• Provided records:
★ ★ ★

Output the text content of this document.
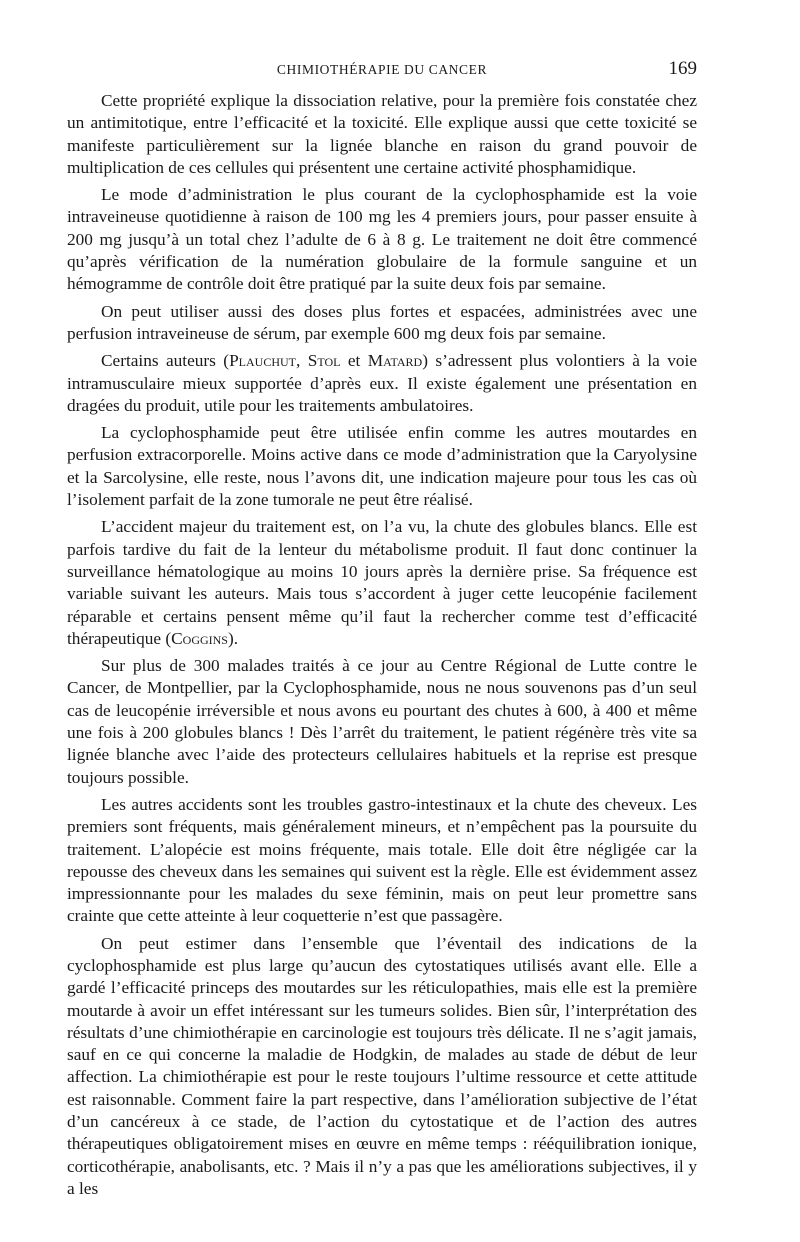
CHIMIOTHÉRAPIE DU CANCER	169

Cette propriété explique la dissociation relative, pour la première fois constatée chez un antimitotique, entre l’efficacité et la toxicité. Elle explique aussi que cette toxicité se manifeste particulièrement sur la lignée blanche en raison du grand pouvoir de multiplication de ces cellules qui présentent une certaine activité phosphamidique.

Le mode d’administration le plus courant de la cyclophosphamide est la voie intraveineuse quotidienne à raison de 100 mg les 4 premiers jours, pour passer ensuite à 200 mg jusqu’à un total chez l’adulte de 6 à 8 g. Le traitement ne doit être commencé qu’après vérification de la numération globulaire de la formule sanguine et un hémogramme de contrôle doit être pratiqué par la suite deux fois par semaine.

On peut utiliser aussi des doses plus fortes et espacées, administrées avec une perfusion intraveineuse de sérum, par exemple 600 mg deux fois par semaine.

Certains auteurs (Plauchut, Stol et Matard) s’adressent plus volontiers à la voie intramusculaire mieux supportée d’après eux. Il existe également une présentation en dragées du produit, utile pour les traitements ambulatoires.

La cyclophosphamide peut être utilisée enfin comme les autres moutardes en perfusion extracorporelle. Moins active dans ce mode d’administration que la Caryolysine et la Sarcolysine, elle reste, nous l’avons dit, une indication majeure pour tous les cas où l’isolement parfait de la zone tumorale ne peut être réalisé.

L’accident majeur du traitement est, on l’a vu, la chute des globules blancs. Elle est parfois tardive du fait de la lenteur du métabolisme produit. Il faut donc continuer la surveillance hématologique au moins 10 jours après la dernière prise. Sa fréquence est variable suivant les auteurs. Mais tous s’accordent à juger cette leucopénie facilement réparable et certains pensent même qu’il faut la rechercher comme test d’efficacité thérapeutique (Coggins).

Sur plus de 300 malades traités à ce jour au Centre Régional de Lutte contre le Cancer, de Montpellier, par la Cyclophosphamide, nous ne nous souvenons pas d’un seul cas de leucopénie irréversible et nous avons eu pourtant des chutes à 600, à 400 et même une fois à 200 globules blancs ! Dès l’arrêt du traitement, le patient régénère très vite sa lignée blanche avec l’aide des protecteurs cellulaires habituels et la reprise est presque toujours possible.

Les autres accidents sont les troubles gastro-intestinaux et la chute des cheveux. Les premiers sont fréquents, mais généralement mineurs, et n’empêchent pas la poursuite du traitement. L’alopécie est moins fréquente, mais totale. Elle doit être négligée car la repousse des cheveux dans les semaines qui suivent est la règle. Elle est évidemment assez impressionnante pour les malades du sexe féminin, mais on peut leur promettre sans crainte que cette atteinte à leur coquetterie n’est que passagère.

On peut estimer dans l’ensemble que l’éventail des indications de la cyclophosphamide est plus large qu’aucun des cytostatiques utilisés avant elle. Elle a gardé l’efficacité princeps des moutardes sur les réticulopathies, mais elle est la première moutarde à avoir un effet intéressant sur les tumeurs solides. Bien sûr, l’interprétation des résultats d’une chimiothérapie en carcinologie est toujours très délicate. Il ne s’agit jamais, sauf en ce qui concerne la maladie de Hodgkin, de malades au stade de début de leur affection. La chimiothérapie est pour le reste toujours l’ultime ressource et cette attitude est raisonnable. Comment faire la part respective, dans l’amélioration subjective de l’état d’un cancéreux à ce stade, de l’action du cytostatique et de l’action des autres thérapeutiques obligatoirement mises en œuvre en même temps : rééquilibration ionique, corticothérapie, anabolisants, etc. ? Mais il n’y a pas que les améliorations subjectives, il y a les
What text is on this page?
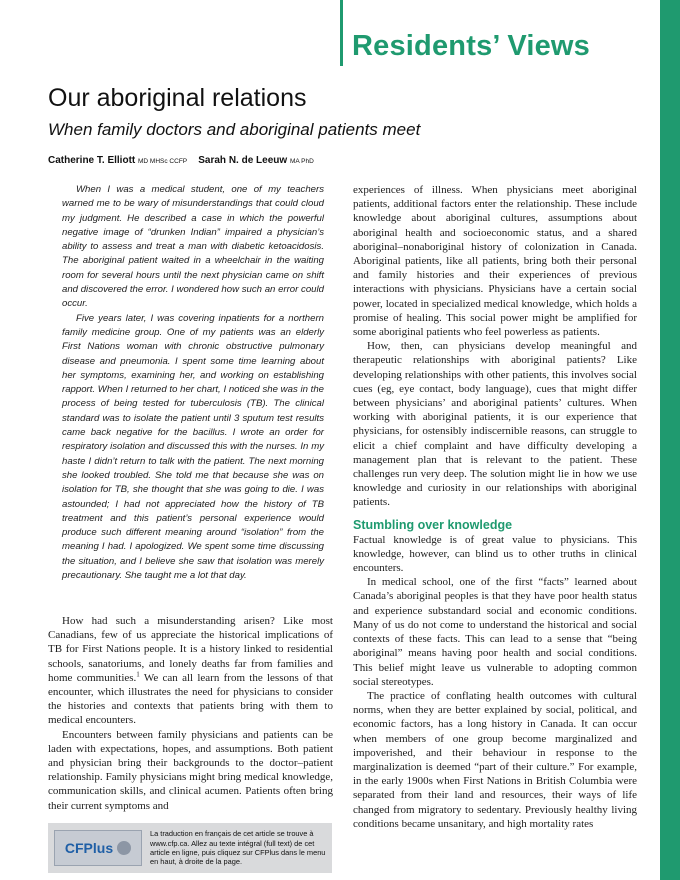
Residents’ Views
Our aboriginal relations
When family doctors and aboriginal patients meet
Catherine T. Elliott MD MHSc CCFP Sarah N. de Leeuw MA PhD

When I was a medical student, one of my teachers warned me to be wary of misunderstandings that could cloud my judgment. He described a case in which the powerful negative image of “drunken Indian” impaired a physician’s ability to assess and treat a man with diabetic ketoacidosis. The aboriginal patient waited in a wheelchair in the waiting room for several hours until the next physician came on shift and discovered the error. I wondered how such an error could occur.

Five years later, I was covering inpatients for a northern family medicine group. One of my patients was an elderly First Nations woman with chronic obstructive pulmonary disease and pneumonia. I spent some time learning about her symptoms, examining her, and working on establishing rapport. When I returned to her chart, I noticed she was in the process of being tested for tuberculosis (TB). The clinical standard was to isolate the patient until 3 sputum test results came back negative for the bacillus. I wrote an order for respiratory isolation and discussed this with the nurses. In my haste I didn’t return to talk with the patient. The next morning she looked troubled. She told me that because she was on isolation for TB, she thought that she was going to die. I was astounded; I had not appreciated how the history of TB treatment and this patient’s personal experience would produce such different meaning around “isolation” from the meaning I had. I apologized. We spent some time discussing the situation, and I believe she saw that isolation was merely precautionary. She taught me a lot that day.

How had such a misunderstanding arisen? Like most Canadians, few of us appreciate the historical implications of TB for First Nations people. It is a history linked to residential schools, sanatoriums, and lonely deaths far from families and home communities.$^1$ We can all learn from the lessons of that encounter, which illustrates the need for physicians to consider the histories and contexts that patients bring with them to medical encounters.

Encounters between family physicians and patients can be laden with expectations, hopes, and assumptions. Both patient and physician bring their backgrounds to the doctor–patient relationship. Family physicians might bring medical knowledge, communication skills, and clinical acumen. Patients often bring their current symptoms and

experiences of illness. When physicians meet aboriginal patients, additional factors enter the relationship. These include knowledge about aboriginal cultures, assumptions about aboriginal health and socioeconomic status, and a shared aboriginal–nonaboriginal history of colonization in Canada. Aboriginal patients, like all patients, bring both their personal and family histories and their experiences of previous interactions with physicians. Physicians have a certain social power, located in specialized medical knowledge, which holds a promise of healing. This social power might be amplified for some aboriginal patients who feel powerless as patients.

How, then, can physicians develop meaningful and therapeutic relationships with aboriginal patients? Like developing relationships with other patients, this involves social cues (eg, eye contact, body language), cues that might differ between physicians’ and aboriginal patients’ cultures. When working with aboriginal patients, it is our experience that physicians, for ostensibly indiscernible reasons, can struggle to elicit a chief complaint and have difficulty developing a management plan that is relevant to the patient. These challenges run very deep. The solution might lie in how we use knowledge and curiosity in our relationships with aboriginal patients.

Stumbling over knowledge

Factual knowledge is of great value to physicians. This knowledge, however, can blind us to other truths in clinical encounters.

In medical school, one of the first “facts” learned about Canada’s aboriginal peoples is that they have poor health status and experience substandard social and economic conditions. Many of us do not come to understand the historical and social contexts of these facts. This can lead to a sense that “being aboriginal” means having poor health and social conditions. This belief might leave us vulnerable to adopting common social stereotypes.

The practice of conflating health outcomes with cultural norms, when they are better explained by social, political, and economic factors, has a long history in Canada. It can occur when members of one group become marginalized and impoverished, and their behaviour in response to the marginalization is deemed “part of their culture.” For example, in the early 1900s when First Nations in British Columbia were separated from their land and resources, their ways of life changed from migratory to sedentary. Previously healthy living conditions became unsanitary, and high mortality rates

CFPlus
La traduction en français de cet article se trouve à www.cfp.ca. Allez au texte intégral (full text) de cet article en ligne, puis cliquez sur CFPlus dans le menu en haut, à droite de la page.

★ ★ ★

• Exercise instructions:
Filter the records above down to the lines that hold the string "page".

• Reply:
What text is on this page?
La traduction en français de cet article se trouve à www.cfp.ca. Allez au texte intégral (full text) de cet article en ligne, puis cliquez sur CFPlus dans le menu en haut, à droite de la page.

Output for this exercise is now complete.